* [Job]: Below are entries. Pull out all lines containing "trumno".

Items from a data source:

## Start

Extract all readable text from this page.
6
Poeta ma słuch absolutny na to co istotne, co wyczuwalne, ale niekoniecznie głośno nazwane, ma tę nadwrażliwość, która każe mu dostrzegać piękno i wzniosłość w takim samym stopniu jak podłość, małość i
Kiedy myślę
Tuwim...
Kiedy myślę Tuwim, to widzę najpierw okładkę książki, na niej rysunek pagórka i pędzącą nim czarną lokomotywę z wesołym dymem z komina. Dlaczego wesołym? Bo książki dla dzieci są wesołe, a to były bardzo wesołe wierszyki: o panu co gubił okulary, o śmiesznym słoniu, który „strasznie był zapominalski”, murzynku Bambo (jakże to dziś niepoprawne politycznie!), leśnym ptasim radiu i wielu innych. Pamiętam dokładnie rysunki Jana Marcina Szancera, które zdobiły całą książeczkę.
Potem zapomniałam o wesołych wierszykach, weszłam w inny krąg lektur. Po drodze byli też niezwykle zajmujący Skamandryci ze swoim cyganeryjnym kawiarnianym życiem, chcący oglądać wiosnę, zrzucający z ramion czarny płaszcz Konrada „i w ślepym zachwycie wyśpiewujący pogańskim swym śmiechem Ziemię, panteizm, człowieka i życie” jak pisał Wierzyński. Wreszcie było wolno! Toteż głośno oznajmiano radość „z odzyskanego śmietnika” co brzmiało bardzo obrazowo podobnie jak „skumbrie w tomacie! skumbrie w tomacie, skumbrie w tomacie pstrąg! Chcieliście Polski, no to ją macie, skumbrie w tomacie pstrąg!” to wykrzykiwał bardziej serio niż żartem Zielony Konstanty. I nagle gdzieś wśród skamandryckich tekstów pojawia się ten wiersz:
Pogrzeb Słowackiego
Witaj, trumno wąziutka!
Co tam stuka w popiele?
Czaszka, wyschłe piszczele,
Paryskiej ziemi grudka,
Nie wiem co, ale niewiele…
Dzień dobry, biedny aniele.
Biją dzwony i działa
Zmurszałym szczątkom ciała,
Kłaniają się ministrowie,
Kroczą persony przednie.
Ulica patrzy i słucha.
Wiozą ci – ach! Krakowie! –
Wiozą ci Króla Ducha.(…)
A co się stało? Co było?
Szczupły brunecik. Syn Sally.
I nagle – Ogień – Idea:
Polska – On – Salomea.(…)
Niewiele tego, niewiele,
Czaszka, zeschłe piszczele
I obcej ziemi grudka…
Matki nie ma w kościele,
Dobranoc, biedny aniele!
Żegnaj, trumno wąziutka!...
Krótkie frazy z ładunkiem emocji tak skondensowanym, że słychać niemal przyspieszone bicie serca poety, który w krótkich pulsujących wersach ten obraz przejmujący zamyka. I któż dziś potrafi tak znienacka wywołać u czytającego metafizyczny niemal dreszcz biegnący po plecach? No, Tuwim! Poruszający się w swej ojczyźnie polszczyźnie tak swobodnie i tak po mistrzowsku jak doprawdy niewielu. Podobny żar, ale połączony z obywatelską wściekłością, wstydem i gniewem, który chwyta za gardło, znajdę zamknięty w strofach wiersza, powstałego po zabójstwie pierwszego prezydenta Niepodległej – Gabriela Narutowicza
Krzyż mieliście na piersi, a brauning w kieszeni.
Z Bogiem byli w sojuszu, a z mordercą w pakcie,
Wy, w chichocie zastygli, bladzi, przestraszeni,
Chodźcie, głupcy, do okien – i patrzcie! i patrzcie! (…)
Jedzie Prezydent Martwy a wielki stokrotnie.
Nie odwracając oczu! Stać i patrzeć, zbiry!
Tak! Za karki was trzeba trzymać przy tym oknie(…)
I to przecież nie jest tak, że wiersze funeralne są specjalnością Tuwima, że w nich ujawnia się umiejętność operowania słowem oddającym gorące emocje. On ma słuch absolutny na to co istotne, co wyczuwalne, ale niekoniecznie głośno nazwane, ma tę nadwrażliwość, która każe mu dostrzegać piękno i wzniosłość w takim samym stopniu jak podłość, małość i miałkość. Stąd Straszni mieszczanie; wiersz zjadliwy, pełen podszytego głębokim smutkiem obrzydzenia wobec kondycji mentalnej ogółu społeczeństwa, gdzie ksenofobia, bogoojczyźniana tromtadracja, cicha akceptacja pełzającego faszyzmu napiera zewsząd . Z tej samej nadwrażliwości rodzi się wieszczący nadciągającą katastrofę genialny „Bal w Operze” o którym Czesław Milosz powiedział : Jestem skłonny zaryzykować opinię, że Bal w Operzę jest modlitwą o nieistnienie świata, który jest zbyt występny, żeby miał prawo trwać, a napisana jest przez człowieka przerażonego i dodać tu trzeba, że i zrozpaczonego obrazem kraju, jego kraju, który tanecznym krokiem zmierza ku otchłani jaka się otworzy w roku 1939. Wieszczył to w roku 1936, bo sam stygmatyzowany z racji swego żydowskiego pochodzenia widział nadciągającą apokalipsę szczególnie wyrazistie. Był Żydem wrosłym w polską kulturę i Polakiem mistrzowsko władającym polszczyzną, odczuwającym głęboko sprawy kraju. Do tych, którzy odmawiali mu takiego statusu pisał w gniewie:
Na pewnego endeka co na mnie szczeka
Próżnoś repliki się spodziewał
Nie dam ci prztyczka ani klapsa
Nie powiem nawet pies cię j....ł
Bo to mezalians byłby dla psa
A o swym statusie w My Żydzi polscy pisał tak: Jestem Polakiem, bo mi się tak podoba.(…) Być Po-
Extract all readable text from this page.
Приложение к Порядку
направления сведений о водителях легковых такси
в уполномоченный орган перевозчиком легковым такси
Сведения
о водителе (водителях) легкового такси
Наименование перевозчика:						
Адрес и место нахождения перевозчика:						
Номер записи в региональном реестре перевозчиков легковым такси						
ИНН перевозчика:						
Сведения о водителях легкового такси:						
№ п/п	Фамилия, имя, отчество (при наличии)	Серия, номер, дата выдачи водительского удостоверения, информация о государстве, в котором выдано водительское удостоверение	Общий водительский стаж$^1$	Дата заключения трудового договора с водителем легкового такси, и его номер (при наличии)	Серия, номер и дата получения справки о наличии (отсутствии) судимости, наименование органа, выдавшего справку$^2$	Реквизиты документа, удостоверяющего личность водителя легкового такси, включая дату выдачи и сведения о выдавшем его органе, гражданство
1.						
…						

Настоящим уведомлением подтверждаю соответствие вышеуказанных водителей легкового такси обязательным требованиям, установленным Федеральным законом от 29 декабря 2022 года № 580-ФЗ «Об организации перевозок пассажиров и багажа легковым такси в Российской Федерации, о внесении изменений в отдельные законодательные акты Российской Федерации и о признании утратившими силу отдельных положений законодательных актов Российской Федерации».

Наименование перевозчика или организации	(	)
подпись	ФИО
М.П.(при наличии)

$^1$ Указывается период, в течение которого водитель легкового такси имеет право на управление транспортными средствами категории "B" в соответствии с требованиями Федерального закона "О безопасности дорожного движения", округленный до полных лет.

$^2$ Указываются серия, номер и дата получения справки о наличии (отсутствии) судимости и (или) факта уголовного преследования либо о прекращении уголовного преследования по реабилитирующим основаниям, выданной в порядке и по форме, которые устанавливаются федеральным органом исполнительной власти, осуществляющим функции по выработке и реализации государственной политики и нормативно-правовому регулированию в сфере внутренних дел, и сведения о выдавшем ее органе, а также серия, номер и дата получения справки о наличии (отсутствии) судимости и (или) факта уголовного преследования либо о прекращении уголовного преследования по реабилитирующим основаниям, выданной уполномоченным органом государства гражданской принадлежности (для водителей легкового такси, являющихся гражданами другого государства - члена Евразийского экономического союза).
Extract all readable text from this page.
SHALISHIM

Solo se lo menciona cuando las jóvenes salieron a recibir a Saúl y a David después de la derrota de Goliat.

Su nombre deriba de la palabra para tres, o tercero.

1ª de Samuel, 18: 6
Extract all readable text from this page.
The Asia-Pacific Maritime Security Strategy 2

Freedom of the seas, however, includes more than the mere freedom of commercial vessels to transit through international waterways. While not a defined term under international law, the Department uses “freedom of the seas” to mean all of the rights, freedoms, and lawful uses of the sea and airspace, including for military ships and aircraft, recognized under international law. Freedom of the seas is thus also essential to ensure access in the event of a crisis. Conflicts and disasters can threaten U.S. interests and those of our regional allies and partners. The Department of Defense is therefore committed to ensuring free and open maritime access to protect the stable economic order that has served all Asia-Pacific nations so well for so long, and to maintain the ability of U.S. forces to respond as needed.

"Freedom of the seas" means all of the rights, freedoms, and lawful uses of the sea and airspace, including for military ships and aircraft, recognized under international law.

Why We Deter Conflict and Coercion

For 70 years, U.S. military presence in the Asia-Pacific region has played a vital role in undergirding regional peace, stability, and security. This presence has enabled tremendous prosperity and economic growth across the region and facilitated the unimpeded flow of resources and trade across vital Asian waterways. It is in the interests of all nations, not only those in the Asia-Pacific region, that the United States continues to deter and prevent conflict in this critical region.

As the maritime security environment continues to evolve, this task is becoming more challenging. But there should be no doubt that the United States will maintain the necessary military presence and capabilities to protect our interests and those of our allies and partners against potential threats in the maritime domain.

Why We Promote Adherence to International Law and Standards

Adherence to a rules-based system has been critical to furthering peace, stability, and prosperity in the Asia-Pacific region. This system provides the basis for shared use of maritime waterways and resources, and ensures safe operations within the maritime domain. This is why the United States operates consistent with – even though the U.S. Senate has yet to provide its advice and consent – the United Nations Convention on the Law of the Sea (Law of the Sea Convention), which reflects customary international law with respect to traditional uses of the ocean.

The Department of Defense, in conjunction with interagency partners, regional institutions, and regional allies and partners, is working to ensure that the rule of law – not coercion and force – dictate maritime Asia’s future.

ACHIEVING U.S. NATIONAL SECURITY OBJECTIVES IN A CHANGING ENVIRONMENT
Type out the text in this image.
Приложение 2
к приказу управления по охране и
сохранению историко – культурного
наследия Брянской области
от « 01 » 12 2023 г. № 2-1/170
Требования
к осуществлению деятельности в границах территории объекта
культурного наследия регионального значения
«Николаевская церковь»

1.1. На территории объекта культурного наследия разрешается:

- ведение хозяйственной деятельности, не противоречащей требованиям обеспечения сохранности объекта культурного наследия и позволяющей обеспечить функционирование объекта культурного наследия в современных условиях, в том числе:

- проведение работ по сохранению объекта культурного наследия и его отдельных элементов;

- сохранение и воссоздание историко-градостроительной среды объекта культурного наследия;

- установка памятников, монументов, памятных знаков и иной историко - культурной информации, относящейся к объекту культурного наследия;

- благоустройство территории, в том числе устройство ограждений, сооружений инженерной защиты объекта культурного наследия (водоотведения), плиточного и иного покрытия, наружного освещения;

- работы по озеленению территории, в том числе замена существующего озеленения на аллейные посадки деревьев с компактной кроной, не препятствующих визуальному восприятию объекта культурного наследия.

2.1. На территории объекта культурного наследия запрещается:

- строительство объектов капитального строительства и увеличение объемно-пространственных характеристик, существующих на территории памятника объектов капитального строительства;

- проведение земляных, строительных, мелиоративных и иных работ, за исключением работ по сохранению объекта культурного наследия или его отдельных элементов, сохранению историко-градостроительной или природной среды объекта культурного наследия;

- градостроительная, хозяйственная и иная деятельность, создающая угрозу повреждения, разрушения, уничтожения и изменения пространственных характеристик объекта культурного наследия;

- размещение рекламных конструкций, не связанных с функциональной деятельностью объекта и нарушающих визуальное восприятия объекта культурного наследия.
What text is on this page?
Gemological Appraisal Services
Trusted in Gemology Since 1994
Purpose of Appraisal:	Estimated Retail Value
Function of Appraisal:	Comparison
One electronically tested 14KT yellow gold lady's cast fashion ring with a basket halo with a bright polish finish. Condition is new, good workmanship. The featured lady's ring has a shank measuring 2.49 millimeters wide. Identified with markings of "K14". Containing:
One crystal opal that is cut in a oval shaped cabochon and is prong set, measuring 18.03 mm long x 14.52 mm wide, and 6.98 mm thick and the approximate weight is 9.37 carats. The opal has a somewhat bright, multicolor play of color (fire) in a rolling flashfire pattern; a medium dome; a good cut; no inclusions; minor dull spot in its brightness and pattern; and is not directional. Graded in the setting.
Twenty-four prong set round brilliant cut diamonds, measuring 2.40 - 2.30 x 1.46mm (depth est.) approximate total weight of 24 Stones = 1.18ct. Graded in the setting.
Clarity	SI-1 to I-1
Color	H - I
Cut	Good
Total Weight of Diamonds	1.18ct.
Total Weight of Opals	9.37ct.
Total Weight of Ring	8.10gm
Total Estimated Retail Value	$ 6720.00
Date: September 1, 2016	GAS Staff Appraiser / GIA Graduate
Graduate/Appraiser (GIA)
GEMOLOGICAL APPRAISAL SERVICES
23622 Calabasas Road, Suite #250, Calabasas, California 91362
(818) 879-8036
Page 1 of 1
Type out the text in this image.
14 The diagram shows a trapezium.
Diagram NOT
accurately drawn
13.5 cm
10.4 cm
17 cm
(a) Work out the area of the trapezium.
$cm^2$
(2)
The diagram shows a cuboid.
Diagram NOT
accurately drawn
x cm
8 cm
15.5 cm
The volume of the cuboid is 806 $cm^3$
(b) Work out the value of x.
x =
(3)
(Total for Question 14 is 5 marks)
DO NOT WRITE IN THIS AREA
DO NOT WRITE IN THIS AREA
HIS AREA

## End

* [Solution for this exercise]:
Witaj, trumno wąziutka!
Żegnaj, trumno wąziutka!...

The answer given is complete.